Extracted records
"""

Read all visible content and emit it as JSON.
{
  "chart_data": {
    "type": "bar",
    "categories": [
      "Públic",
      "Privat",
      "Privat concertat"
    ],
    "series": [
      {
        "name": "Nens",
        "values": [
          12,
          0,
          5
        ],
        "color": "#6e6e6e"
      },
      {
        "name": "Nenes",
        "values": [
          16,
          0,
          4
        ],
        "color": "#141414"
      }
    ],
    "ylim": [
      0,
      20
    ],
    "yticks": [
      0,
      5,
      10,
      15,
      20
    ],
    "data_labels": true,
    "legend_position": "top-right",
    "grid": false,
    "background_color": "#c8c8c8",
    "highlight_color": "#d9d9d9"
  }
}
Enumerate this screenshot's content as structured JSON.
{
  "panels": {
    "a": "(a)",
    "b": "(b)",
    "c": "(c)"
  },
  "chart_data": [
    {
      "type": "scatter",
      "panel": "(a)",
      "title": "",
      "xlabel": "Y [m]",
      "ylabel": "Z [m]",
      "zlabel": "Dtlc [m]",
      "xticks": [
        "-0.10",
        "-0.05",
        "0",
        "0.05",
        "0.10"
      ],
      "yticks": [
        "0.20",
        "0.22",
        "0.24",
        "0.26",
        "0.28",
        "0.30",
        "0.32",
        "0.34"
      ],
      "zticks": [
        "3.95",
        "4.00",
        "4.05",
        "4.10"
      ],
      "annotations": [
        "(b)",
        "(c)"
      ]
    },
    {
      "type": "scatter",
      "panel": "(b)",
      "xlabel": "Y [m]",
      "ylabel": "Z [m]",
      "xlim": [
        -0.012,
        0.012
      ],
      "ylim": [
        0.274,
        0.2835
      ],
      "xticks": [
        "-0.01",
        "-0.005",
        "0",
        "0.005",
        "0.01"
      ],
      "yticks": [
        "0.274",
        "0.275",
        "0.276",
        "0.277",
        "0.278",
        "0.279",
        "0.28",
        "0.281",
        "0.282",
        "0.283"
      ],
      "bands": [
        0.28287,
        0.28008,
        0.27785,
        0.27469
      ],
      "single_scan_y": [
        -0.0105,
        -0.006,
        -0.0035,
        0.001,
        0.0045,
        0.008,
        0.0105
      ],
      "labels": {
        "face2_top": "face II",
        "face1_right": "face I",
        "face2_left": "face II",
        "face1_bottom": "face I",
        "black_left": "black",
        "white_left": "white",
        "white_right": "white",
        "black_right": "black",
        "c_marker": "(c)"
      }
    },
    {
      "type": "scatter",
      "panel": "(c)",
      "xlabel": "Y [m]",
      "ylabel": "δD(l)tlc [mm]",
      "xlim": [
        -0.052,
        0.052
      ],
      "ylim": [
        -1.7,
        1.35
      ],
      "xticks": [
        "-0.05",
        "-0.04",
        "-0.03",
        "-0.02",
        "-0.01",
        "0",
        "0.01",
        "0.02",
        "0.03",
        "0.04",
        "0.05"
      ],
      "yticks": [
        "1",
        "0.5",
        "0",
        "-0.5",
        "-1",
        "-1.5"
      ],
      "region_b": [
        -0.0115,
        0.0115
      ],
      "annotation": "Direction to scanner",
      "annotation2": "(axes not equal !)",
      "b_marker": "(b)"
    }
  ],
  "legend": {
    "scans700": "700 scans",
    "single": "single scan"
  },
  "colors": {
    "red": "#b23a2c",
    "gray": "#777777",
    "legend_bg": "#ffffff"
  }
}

"""

### What is being asked
Which lines hold the word "content"? Copy every one of them.

### Completed exercise
Read all visible content and emit it as JSON.
Enumerate this screenshot's content as structured JSON.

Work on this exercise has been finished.